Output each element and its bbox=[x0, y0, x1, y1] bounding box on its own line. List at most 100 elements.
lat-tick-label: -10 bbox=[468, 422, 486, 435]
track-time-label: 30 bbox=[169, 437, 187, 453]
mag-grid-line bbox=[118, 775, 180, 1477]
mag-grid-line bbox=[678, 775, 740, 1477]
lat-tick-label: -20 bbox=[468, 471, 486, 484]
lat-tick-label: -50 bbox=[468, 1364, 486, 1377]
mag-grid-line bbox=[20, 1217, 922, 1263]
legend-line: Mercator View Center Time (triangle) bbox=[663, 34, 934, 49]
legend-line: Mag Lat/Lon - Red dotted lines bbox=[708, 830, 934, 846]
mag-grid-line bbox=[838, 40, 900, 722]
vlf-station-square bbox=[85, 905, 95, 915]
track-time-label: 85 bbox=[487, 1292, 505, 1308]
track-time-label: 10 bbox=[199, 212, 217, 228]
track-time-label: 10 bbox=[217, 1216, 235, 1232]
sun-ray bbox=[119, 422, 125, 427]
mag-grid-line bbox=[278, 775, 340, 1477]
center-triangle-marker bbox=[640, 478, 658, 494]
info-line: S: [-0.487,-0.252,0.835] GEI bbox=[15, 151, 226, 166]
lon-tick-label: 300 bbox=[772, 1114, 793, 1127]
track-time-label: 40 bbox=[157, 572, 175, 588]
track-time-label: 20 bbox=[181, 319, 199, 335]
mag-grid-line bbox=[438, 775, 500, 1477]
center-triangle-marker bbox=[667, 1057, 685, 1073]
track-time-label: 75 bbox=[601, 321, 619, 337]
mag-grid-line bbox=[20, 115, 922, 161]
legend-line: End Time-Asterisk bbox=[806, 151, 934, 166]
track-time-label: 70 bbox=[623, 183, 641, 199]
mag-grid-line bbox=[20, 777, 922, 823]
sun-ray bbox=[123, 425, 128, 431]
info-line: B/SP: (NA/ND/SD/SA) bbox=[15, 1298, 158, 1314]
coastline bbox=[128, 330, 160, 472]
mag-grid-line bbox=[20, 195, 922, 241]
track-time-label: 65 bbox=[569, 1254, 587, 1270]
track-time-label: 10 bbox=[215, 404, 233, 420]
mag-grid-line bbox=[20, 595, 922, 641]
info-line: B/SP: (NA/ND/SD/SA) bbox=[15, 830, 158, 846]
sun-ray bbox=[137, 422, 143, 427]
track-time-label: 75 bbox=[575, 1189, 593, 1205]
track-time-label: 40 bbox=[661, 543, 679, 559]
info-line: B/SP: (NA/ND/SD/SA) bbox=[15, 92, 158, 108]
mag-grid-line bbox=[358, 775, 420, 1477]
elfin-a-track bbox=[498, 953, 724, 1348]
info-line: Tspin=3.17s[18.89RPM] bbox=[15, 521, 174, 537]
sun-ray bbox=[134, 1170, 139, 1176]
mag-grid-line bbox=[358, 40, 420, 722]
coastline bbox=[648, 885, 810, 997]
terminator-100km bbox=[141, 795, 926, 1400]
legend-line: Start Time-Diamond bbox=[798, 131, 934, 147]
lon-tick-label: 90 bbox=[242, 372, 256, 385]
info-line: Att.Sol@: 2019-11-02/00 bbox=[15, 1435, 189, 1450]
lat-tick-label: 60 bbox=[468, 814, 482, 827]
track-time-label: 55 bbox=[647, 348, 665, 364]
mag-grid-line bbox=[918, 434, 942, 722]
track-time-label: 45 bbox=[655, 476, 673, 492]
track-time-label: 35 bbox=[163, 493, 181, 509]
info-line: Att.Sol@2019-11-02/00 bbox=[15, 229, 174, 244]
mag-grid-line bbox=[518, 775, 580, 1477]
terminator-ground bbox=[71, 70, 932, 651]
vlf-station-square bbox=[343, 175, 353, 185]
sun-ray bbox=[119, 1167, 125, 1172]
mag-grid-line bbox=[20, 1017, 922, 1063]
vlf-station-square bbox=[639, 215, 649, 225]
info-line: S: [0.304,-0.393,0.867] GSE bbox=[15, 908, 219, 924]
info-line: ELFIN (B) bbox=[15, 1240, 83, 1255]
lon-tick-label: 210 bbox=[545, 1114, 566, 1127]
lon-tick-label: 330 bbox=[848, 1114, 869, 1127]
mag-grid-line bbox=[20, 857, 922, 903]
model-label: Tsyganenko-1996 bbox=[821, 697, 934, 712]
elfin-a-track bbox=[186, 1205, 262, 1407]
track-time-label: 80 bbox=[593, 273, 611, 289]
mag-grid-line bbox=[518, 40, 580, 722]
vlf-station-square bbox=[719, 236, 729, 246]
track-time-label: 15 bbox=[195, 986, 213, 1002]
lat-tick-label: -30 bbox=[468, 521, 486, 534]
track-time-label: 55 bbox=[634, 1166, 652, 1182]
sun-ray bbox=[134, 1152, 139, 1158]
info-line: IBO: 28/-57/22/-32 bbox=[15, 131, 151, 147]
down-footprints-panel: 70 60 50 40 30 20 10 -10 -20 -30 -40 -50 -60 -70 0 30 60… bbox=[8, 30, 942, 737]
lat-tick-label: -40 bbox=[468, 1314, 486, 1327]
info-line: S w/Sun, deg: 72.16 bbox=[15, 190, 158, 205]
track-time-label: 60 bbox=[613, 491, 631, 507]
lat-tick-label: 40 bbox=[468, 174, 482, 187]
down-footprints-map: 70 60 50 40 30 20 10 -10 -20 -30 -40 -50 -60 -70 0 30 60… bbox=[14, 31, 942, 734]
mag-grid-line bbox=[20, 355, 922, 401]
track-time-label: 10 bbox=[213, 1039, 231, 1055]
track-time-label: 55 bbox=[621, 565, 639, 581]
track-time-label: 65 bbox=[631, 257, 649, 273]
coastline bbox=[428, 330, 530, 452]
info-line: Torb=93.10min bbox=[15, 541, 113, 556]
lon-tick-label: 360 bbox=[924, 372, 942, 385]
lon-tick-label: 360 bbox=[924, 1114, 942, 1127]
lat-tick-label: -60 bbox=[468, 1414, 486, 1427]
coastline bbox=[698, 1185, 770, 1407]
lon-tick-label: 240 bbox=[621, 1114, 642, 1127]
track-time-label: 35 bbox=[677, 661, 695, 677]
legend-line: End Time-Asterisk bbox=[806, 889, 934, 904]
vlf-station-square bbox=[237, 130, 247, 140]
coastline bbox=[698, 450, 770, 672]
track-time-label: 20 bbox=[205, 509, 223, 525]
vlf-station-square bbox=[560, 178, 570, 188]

^^^^^^^^

Convert the data above into a JSON list of strings, one string per line, leaving out blank lines.

[
  "Output each element and its bbox=[x0, y0, x1, y1] bounding box on its own line. List at most 100 elements.",
  "lat-tick-label: -10 bbox=[468, 422, 486, 435]",
  "track-time-label: 30 bbox=[169, 437, 187, 453]",
  "mag-grid-line bbox=[118, 775, 180, 1477]",
  "mag-grid-line bbox=[678, 775, 740, 1477]",
  "lat-tick-label: -20 bbox=[468, 471, 486, 484]",
  "lat-tick-label: -50 bbox=[468, 1364, 486, 1377]",
  "mag-grid-line bbox=[20, 1217, 922, 1263]",
  "legend-line: Mercator View Center Time (triangle) bbox=[663, 34, 934, 49]",
  "legend-line: Mag Lat/Lon - Red dotted lines bbox=[708, 830, 934, 846]",
  "mag-grid-line bbox=[838, 40, 900, 722]",
  "vlf-station-square bbox=[85, 905, 95, 915]",
  "track-time-label: 85 bbox=[487, 1292, 505, 1308]",
  "track-time-label: 10 bbox=[199, 212, 217, 228]",
  "track-time-label: 10 bbox=[217, 1216, 235, 1232]",
  "sun-ray bbox=[119, 422, 125, 427]",
  "mag-grid-line bbox=[278, 775, 340, 1477]",
  "center-triangle-marker bbox=[640, 478, 658, 494]",
  "info-line: S: [-0.487,-0.252,0.835] GEI bbox=[15, 151, 226, 166]",
  "lon-tick-label: 300 bbox=[772, 1114, 793, 1127]",
  "track-time-label: 40 bbox=[157, 572, 175, 588]",
  "track-time-label: 20 bbox=[181, 319, 199, 335]",
  "mag-grid-line bbox=[438, 775, 500, 1477]",
  "center-triangle-marker bbox=[667, 1057, 685, 1073]",
  "track-time-label: 75 bbox=[601, 321, 619, 337]",
  "mag-grid-line bbox=[20, 115, 922, 161]",
  "legend-line: End Time-Asterisk bbox=[806, 151, 934, 166]",
  "track-time-label: 70 bbox=[623, 183, 641, 199]",
  "mag-grid-line bbox=[20, 777, 922, 823]",
  "sun-ray bbox=[123, 425, 128, 431]",
  "info-line: B/SP: (NA/ND/SD/SA) bbox=[15, 1298, 158, 1314]",
  "coastline bbox=[128, 330, 160, 472]",
  "mag-grid-line bbox=[20, 195, 922, 241]",
  "track-time-label: 65 bbox=[569, 1254, 587, 1270]",
  "track-time-label: 10 bbox=[215, 404, 233, 420]",
  "mag-grid-line bbox=[20, 595, 922, 641]",
  "info-line: B/SP: (NA/ND/SD/SA) bbox=[15, 830, 158, 846]",
  "sun-ray bbox=[137, 422, 143, 427]",
  "track-time-label: 75 bbox=[575, 1189, 593, 1205]",
  "track-time-label: 40 bbox=[661, 543, 679, 559]",
  "info-line: B/SP: (NA/ND/SD/SA) bbox=[15, 92, 158, 108]",
  "mag-grid-line bbox=[358, 775, 420, 1477]",
  "elfin-a-track bbox=[498, 953, 724, 1348]",
  "info-line: Tspin=3.17s[18.89RPM] bbox=[15, 521, 174, 537]",
  "sun-ray bbox=[134, 1170, 139, 1176]",
  "mag-grid-line bbox=[358, 40, 420, 722]",
  "coastline bbox=[648, 885, 810, 997]",
  "terminator-100km bbox=[141, 795, 926, 1400]",
  "legend-line: Start Time-Diamond bbox=[798, 131, 934, 147]",
  "lon-tick-label: 90 bbox=[242, 372, 256, 385]",
  "info-line: Att.Sol@: 2019-11-02/00 bbox=[15, 1435, 189, 1450]",
  "lat-tick-label: 60 bbox=[468, 814, 482, 827]",
  "track-time-label: 55 bbox=[647, 348, 665, 364]",
  "mag-grid-line bbox=[918, 434, 942, 722]",
  "track-time-label: 45 bbox=[655, 476, 673, 492]",
  "track-time-label: 35 bbox=[163, 493, 181, 509]",
  "info-line: Att.Sol@2019-11-02/00 bbox=[15, 229, 174, 244]",
  "mag-grid-line bbox=[518, 775, 580, 1477]",
  "terminator-ground bbox=[71, 70, 932, 651]",
  "vlf-station-square bbox=[343, 175, 353, 185]",
  "sun-ray bbox=[119, 1167, 125, 1172]",
  "mag-grid-line bbox=[20, 1017, 922, 1063]",
  "vlf-station-square bbox=[639, 215, 649, 225]",
  "info-line: S: [0.304,-0.393,0.867] GSE bbox=[15, 908, 219, 924]",
  "info-line: ELFIN (B) bbox=[15, 1240, 83, 1255]",
  "lon-tick-label: 210 bbox=[545, 1114, 566, 1127]",
  "lon-tick-label: 330 bbox=[848, 1114, 869, 1127]",
  "mag-grid-line bbox=[20, 857, 922, 903]",
  "model-label: Tsyganenko-1996 bbox=[821, 697, 934, 712]",
  "elfin-a-track bbox=[186, 1205, 262, 1407]",
  "track-time-label: 80 bbox=[593, 273, 611, 289]",
  "mag-grid-line bbox=[518, 40, 580, 722]",
  "vlf-station-square bbox=[719, 236, 729, 246]",
  "track-time-label: 15 bbox=[195, 986, 213, 1002]",
  "lat-tick-label: -30 bbox=[468, 521, 486, 534]",
  "track-time-label: 55 bbox=[634, 1166, 652, 1182]",
  "sun-ray bbox=[134, 1152, 139, 1158]",
  "info-line: IBO: 28/-57/22/-32 bbox=[15, 131, 151, 147]",
  "down-footprints-panel: 70 60 50 40 30 20 10 -10 -20 -30 -40 -50 -60 -70 0 30 60… bbox=[8, 30, 942, 737]",
  "lat-tick-label: -40 bbox=[468, 1314, 486, 1327]",
  "info-line: S w/Sun, deg: 72.16 bbox=[15, 190, 158, 205]",
  "track-time-label: 60 bbox=[613, 491, 631, 507]",
  "lat-tick-label: 40 bbox=[468, 174, 482, 187]",
  "down-footprints-map: 70 60 50 40 30 20 10 -10 -20 -30 -40 -50 -60 -70 0 30 60… bbox=[14, 31, 942, 734]",
  "mag-grid-line bbox=[20, 355, 922, 401]",
  "track-time-label: 10 bbox=[213, 1039, 231, 1055]",
  "track-time-label: 55 bbox=[621, 565, 639, 581]",
  "track-time-label: 65 bbox=[631, 257, 649, 273]",
  "coastline bbox=[428, 330, 530, 452]",
  "info-line: Torb=93.10min bbox=[15, 541, 113, 556]",
  "lon-tick-label: 360 bbox=[924, 372, 942, 385]",
  "lon-tick-label: 360 bbox=[924, 1114, 942, 1127]",
  "lat-tick-label: -60 bbox=[468, 1414, 486, 1427]",
  "coastline bbox=[698, 1185, 770, 1407]",
  "lon-tick-label: 240 bbox=[621, 1114, 642, 1127]",
  "track-time-label: 35 bbox=[677, 661, 695, 677]",
  "legend-line: End Time-Asterisk bbox=[806, 889, 934, 904]",
  "vlf-station-square bbox=[237, 130, 247, 140]",
  "coastline bbox=[698, 450, 770, 672]",
  "track-time-label: 20 bbox=[205, 509, 223, 525]",
  "vlf-station-square bbox=[560, 178, 570, 188]"
]